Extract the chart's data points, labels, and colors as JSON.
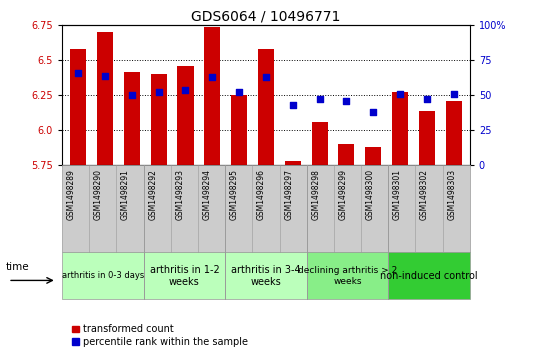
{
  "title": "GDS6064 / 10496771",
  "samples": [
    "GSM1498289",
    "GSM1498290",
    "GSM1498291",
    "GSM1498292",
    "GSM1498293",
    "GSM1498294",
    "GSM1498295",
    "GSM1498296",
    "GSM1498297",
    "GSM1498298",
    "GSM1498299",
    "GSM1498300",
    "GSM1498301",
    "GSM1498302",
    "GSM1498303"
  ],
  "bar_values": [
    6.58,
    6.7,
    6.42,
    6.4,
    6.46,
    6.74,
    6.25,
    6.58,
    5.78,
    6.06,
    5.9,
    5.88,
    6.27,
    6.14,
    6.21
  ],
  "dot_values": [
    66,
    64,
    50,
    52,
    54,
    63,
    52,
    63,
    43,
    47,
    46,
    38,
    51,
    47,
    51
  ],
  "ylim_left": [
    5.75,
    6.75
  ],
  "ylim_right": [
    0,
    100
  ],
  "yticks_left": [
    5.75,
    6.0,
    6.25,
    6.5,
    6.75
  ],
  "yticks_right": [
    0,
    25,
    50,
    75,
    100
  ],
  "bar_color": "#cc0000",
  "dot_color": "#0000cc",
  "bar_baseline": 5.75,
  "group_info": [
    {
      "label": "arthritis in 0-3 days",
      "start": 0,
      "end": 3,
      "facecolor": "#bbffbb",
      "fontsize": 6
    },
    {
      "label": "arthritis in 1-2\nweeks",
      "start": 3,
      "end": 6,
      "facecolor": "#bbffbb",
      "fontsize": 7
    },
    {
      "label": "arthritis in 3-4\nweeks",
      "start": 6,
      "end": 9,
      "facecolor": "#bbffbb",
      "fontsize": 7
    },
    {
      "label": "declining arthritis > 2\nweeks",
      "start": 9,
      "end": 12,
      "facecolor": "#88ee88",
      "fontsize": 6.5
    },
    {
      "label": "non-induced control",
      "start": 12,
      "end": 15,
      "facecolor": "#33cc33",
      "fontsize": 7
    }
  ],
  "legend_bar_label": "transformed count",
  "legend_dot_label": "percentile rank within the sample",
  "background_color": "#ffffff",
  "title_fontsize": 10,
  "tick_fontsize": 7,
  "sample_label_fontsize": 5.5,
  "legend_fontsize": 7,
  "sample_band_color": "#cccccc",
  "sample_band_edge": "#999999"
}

==

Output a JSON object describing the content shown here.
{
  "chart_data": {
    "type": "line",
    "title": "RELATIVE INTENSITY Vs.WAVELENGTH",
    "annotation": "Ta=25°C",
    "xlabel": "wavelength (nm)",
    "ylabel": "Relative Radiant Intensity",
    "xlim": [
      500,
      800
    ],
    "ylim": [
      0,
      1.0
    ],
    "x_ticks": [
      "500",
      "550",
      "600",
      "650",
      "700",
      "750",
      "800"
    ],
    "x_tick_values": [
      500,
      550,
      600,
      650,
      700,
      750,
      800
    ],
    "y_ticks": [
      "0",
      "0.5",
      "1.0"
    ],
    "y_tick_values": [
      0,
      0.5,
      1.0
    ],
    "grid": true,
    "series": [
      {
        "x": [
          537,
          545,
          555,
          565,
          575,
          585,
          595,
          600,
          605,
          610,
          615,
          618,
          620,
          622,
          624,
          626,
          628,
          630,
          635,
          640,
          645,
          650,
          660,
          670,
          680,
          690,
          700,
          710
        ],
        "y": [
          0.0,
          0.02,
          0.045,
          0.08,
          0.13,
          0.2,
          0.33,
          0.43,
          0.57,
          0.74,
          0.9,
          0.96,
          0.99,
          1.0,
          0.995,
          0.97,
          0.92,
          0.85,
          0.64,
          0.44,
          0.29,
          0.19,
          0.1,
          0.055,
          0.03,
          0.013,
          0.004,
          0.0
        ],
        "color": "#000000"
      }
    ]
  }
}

Given request:
Identify the lines of the entries containing the string "JSON". Copy each such line.

Solution below:
Extract the chart's data points, labels, and colors as JSON.
Output a JSON object describing the content shown here.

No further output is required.